■ **REQUIRED WORK**: Write out each line from the data below that includes the word "What".

··· PROVIDED RECORDS ···

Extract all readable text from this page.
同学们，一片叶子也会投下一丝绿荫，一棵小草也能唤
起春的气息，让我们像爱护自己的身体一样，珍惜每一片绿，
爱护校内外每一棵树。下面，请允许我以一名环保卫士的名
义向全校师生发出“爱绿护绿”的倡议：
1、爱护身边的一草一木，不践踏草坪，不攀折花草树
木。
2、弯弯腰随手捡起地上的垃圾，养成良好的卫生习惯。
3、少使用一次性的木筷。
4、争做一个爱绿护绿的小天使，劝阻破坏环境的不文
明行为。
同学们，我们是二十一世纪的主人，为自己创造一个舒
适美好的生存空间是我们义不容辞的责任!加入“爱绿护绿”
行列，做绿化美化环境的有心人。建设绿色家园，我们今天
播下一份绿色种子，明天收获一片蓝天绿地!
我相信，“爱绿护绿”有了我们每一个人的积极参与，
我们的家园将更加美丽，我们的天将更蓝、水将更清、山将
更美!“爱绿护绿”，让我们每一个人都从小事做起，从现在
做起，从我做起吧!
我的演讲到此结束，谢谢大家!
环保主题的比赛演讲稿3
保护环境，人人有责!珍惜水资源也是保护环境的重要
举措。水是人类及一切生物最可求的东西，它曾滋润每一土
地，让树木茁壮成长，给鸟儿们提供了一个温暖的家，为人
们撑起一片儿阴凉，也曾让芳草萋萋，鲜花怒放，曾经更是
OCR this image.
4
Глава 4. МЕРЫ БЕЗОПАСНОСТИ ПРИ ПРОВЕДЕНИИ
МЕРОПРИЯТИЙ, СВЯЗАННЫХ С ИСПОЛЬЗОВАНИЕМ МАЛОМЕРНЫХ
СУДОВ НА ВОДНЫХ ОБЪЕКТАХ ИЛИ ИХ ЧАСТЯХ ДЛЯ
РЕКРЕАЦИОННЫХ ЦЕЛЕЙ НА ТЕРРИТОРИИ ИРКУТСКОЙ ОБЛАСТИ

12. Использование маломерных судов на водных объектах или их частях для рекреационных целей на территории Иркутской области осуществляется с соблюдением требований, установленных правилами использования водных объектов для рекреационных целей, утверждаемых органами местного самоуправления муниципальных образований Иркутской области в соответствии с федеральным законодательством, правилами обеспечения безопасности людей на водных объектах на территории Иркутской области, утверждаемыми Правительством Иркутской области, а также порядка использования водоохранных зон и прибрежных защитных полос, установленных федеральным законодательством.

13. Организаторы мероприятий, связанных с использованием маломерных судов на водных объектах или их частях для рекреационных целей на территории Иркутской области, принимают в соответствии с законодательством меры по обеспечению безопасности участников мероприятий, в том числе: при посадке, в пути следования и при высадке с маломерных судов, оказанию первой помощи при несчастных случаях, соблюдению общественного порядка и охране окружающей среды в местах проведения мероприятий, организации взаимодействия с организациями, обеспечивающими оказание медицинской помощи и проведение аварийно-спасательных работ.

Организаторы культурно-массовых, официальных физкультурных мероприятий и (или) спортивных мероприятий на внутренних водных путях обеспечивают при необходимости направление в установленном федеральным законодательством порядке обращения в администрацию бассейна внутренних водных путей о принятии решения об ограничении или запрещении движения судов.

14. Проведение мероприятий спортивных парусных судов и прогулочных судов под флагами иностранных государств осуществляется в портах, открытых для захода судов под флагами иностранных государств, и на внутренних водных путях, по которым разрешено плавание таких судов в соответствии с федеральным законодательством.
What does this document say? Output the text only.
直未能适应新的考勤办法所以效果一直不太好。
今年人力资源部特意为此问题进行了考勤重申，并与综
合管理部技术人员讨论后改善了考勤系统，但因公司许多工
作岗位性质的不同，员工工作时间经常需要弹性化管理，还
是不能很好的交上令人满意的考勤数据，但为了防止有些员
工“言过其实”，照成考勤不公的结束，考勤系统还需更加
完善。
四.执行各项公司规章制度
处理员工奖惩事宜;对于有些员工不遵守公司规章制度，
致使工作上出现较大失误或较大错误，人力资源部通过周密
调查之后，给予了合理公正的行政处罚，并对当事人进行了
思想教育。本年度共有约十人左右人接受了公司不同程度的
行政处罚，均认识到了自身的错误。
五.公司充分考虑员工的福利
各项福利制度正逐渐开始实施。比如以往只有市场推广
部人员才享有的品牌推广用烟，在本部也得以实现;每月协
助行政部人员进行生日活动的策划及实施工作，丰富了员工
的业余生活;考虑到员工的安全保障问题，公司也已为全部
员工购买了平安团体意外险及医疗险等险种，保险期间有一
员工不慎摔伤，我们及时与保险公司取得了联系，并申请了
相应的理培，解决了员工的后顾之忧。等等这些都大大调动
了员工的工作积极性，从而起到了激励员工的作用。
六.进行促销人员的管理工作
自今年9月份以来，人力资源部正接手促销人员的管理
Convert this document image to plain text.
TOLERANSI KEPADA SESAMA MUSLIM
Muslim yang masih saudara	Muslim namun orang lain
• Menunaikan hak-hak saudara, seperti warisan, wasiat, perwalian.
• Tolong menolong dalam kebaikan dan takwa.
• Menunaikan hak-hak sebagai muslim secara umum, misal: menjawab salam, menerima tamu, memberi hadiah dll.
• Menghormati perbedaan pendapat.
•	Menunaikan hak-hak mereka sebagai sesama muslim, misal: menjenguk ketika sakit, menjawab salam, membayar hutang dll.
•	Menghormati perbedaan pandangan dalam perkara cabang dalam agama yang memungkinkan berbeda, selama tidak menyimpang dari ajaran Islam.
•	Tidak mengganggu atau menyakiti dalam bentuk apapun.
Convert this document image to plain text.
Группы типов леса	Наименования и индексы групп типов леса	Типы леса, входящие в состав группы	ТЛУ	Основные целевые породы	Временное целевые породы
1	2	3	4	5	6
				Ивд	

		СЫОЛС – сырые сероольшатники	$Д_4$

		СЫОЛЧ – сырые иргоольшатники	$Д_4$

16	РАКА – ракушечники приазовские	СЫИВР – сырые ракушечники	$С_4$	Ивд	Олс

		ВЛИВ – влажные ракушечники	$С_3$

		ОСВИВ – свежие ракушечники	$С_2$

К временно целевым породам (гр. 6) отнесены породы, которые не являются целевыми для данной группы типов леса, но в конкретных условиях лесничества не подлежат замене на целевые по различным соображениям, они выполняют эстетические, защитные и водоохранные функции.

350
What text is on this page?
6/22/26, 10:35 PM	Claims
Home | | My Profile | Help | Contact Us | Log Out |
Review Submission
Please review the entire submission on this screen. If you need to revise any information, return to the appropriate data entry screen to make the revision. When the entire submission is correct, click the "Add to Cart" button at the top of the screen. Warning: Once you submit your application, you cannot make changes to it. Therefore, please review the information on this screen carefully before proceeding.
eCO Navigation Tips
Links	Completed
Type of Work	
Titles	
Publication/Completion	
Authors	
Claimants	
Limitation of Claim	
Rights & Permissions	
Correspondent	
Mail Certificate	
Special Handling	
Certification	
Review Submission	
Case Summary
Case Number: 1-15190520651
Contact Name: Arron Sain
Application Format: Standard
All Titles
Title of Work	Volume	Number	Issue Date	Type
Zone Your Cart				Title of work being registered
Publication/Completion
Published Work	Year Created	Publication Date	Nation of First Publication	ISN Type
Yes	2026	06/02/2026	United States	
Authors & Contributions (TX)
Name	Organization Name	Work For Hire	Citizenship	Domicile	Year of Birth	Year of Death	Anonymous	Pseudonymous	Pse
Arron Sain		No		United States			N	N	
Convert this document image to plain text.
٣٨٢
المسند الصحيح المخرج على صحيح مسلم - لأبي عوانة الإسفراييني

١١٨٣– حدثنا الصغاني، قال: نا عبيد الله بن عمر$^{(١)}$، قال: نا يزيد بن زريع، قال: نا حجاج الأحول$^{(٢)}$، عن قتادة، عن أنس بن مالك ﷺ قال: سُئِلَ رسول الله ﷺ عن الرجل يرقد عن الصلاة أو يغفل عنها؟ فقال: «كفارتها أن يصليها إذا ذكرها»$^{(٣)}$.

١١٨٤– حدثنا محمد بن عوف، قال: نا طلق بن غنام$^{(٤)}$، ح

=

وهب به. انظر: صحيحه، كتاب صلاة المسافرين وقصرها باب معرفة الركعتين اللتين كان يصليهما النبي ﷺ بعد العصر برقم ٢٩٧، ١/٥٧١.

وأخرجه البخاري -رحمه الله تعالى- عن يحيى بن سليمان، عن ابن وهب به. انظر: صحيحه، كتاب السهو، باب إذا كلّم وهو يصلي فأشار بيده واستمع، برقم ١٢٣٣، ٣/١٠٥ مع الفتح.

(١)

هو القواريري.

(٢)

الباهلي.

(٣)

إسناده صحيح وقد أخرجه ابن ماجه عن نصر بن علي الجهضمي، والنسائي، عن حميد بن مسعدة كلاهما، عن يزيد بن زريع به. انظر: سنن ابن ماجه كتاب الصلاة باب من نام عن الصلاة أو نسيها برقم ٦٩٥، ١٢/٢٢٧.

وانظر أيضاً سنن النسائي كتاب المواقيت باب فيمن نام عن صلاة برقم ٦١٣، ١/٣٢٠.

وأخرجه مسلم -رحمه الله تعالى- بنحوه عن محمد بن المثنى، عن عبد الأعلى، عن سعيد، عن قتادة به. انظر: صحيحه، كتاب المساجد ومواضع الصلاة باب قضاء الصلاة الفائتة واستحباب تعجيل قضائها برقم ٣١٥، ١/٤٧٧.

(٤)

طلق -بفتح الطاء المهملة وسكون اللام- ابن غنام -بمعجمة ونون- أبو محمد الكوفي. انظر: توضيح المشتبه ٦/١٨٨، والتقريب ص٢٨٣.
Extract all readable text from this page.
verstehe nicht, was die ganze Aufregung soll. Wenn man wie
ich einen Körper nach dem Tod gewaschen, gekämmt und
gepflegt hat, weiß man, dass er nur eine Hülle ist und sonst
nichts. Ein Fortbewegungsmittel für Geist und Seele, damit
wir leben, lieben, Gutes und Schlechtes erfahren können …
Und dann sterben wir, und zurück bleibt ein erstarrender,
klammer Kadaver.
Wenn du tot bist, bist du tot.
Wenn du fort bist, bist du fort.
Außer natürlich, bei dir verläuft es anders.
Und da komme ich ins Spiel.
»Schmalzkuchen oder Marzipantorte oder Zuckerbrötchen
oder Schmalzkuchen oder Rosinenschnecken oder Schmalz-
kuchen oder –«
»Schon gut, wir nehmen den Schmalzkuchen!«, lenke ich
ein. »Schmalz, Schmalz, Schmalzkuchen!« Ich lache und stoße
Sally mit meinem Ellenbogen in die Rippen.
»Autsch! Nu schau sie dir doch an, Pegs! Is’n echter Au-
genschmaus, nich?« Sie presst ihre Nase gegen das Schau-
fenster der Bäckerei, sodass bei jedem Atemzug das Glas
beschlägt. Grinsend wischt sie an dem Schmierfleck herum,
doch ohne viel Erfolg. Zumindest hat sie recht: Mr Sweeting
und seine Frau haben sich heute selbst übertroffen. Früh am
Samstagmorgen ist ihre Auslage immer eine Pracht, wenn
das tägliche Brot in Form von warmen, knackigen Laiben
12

···

■ **RESULT OF THIS EXERCISE**:
What does this document say? Output the text only.
What text is on this page?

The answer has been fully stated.